▶ [Exercise aim]: List all the lines in these records that hold "from".

— start of Data rows —

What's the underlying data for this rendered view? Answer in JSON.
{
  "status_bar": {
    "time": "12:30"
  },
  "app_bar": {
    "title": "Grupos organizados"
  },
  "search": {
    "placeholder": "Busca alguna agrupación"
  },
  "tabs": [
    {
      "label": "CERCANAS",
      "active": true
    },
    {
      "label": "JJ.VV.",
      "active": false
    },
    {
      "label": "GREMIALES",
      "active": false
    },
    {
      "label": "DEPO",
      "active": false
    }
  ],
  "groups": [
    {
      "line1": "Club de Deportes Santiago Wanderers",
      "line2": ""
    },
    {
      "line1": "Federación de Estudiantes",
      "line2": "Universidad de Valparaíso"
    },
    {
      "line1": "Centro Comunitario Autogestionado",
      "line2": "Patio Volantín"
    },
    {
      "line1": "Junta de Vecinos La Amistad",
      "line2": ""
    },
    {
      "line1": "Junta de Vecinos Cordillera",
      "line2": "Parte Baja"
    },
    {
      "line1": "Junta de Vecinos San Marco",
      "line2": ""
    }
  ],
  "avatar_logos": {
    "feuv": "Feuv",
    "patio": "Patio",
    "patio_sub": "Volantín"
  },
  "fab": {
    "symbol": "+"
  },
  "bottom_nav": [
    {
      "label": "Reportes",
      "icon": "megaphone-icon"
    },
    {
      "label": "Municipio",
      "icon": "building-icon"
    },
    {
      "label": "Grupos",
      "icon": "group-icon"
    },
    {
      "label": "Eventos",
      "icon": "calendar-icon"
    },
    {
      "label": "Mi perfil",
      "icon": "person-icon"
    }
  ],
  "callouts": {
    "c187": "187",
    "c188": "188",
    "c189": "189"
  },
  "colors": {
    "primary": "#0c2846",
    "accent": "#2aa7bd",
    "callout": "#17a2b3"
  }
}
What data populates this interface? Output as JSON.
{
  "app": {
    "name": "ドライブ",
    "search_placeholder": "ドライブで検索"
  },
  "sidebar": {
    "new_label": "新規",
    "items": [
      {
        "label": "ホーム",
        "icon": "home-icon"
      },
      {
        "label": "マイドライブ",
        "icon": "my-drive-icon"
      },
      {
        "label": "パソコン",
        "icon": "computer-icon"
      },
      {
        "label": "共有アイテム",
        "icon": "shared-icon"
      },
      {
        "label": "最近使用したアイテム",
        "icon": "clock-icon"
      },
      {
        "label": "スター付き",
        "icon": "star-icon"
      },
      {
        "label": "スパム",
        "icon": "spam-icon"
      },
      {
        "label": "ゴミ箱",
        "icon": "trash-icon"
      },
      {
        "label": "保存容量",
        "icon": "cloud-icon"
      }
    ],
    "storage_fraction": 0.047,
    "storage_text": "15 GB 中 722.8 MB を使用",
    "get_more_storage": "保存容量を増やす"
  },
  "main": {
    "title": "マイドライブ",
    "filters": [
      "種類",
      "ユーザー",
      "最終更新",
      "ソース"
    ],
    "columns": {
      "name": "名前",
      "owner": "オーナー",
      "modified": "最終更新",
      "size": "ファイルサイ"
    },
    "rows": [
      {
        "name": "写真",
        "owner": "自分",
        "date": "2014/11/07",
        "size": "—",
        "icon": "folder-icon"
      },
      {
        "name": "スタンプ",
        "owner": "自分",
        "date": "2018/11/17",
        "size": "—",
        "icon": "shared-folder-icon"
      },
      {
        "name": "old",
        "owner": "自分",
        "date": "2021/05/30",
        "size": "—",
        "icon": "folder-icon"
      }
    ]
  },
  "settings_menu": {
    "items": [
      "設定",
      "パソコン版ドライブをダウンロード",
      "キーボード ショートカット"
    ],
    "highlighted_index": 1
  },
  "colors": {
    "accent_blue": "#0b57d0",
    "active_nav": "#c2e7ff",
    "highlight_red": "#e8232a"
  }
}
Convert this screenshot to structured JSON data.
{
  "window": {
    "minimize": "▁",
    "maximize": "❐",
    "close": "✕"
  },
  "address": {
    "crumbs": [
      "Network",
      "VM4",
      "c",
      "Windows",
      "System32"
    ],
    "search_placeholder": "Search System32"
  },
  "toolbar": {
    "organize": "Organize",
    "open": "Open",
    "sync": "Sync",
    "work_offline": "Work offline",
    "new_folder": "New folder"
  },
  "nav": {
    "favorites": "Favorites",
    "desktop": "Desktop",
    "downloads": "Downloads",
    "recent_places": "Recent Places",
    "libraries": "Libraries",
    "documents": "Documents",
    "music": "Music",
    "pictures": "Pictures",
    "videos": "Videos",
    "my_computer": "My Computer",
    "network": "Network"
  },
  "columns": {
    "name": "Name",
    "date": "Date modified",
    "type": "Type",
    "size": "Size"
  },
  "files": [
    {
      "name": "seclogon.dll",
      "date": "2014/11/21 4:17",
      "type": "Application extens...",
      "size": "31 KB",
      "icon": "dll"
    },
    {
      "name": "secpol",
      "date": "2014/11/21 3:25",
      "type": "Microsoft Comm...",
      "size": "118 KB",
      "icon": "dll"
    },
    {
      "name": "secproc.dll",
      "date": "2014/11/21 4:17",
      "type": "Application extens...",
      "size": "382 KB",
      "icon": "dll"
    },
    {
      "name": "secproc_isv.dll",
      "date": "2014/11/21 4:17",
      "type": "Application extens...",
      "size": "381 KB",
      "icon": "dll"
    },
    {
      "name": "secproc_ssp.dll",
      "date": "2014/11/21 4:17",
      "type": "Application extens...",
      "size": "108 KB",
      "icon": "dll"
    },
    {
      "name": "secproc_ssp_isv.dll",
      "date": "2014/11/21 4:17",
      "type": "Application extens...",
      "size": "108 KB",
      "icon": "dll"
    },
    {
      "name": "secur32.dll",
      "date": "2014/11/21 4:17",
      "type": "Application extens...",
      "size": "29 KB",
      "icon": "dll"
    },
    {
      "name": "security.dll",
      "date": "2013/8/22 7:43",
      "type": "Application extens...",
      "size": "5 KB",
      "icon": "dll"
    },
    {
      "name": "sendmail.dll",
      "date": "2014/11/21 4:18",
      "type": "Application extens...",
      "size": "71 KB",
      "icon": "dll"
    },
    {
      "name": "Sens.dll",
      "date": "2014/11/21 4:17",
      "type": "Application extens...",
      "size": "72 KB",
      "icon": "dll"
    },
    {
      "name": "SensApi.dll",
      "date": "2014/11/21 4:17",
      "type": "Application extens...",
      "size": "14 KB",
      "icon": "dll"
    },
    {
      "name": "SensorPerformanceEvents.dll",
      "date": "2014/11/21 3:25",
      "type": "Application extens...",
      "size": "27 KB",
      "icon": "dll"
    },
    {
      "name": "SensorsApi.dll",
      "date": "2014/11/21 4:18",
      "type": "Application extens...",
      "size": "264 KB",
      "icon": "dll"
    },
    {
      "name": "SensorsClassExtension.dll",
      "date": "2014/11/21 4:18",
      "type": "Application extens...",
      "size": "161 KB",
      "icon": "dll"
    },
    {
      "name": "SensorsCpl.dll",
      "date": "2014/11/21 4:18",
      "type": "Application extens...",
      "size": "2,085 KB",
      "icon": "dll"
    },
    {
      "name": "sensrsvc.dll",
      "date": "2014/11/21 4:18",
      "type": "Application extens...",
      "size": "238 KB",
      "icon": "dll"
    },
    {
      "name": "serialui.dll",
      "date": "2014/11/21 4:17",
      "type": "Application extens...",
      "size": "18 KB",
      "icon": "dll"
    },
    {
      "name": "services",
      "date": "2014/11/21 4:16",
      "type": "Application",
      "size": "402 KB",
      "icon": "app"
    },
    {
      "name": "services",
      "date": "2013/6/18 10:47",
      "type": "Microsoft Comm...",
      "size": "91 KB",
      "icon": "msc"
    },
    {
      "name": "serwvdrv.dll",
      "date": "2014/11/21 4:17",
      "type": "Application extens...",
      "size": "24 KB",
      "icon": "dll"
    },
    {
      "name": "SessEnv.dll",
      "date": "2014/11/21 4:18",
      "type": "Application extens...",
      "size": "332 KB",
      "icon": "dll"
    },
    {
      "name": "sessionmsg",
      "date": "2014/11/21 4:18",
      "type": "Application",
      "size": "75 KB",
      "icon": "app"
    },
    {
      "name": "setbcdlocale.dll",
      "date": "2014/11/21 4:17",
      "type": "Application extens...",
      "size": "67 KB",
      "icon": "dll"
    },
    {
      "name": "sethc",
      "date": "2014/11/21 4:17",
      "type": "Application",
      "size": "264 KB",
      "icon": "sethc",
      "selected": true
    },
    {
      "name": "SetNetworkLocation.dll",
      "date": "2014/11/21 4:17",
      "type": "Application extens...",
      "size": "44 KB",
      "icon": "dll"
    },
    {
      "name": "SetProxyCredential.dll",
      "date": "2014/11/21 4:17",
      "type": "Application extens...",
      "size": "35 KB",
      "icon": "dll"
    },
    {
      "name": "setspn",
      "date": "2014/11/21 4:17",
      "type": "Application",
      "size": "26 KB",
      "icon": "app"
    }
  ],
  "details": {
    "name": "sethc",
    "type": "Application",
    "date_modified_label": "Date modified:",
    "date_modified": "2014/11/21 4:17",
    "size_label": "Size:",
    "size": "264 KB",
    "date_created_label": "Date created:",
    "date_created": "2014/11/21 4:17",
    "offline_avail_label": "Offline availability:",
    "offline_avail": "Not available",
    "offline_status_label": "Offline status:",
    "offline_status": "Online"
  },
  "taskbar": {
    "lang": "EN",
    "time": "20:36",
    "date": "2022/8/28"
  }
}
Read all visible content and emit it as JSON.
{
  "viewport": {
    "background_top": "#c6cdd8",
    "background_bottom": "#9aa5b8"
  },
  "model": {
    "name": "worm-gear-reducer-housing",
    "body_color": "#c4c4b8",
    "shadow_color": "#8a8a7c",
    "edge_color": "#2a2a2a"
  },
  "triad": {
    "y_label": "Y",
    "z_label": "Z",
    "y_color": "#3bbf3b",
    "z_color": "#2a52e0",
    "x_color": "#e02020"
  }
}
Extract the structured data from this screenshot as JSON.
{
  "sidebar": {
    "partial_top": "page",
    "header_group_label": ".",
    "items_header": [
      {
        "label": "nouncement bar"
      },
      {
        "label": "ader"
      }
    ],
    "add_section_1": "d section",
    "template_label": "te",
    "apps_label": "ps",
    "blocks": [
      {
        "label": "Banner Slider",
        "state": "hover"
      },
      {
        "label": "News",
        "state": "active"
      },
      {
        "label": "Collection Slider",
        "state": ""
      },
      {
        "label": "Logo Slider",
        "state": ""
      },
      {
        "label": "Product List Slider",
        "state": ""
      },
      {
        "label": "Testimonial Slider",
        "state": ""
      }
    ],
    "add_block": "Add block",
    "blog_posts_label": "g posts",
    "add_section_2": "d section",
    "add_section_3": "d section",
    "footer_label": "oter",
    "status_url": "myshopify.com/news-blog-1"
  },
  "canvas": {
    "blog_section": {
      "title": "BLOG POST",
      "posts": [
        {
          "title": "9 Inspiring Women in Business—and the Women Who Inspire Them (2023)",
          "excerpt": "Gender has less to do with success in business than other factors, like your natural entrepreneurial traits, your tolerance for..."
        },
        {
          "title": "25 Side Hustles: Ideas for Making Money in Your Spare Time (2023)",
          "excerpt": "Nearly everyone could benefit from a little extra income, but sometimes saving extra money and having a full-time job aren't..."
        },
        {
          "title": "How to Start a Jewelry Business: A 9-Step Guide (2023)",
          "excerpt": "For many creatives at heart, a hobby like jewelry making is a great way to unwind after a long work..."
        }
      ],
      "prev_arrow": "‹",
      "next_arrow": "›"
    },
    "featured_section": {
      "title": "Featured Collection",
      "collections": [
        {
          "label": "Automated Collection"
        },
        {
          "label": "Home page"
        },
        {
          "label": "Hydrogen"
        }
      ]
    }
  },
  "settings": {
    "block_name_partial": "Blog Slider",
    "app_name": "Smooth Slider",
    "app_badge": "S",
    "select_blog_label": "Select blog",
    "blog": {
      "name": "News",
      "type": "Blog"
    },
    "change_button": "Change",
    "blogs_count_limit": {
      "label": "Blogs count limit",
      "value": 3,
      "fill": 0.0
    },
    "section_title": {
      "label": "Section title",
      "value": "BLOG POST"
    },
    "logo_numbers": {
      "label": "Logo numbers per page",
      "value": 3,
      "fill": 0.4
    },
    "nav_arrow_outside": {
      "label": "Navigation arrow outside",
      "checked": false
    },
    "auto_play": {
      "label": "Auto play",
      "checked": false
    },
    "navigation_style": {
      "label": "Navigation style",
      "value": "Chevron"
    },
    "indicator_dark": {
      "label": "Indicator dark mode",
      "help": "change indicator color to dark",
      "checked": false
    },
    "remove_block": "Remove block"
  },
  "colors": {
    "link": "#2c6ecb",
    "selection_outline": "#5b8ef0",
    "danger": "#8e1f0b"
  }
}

— end of Data rows —

▶ [The response]:
Extract the structured data from this screenshot as JSON.
          "excerpt": "Nearly everyone could benefit from a little extra income, but sometimes saving extra money and having a full-time job aren't..."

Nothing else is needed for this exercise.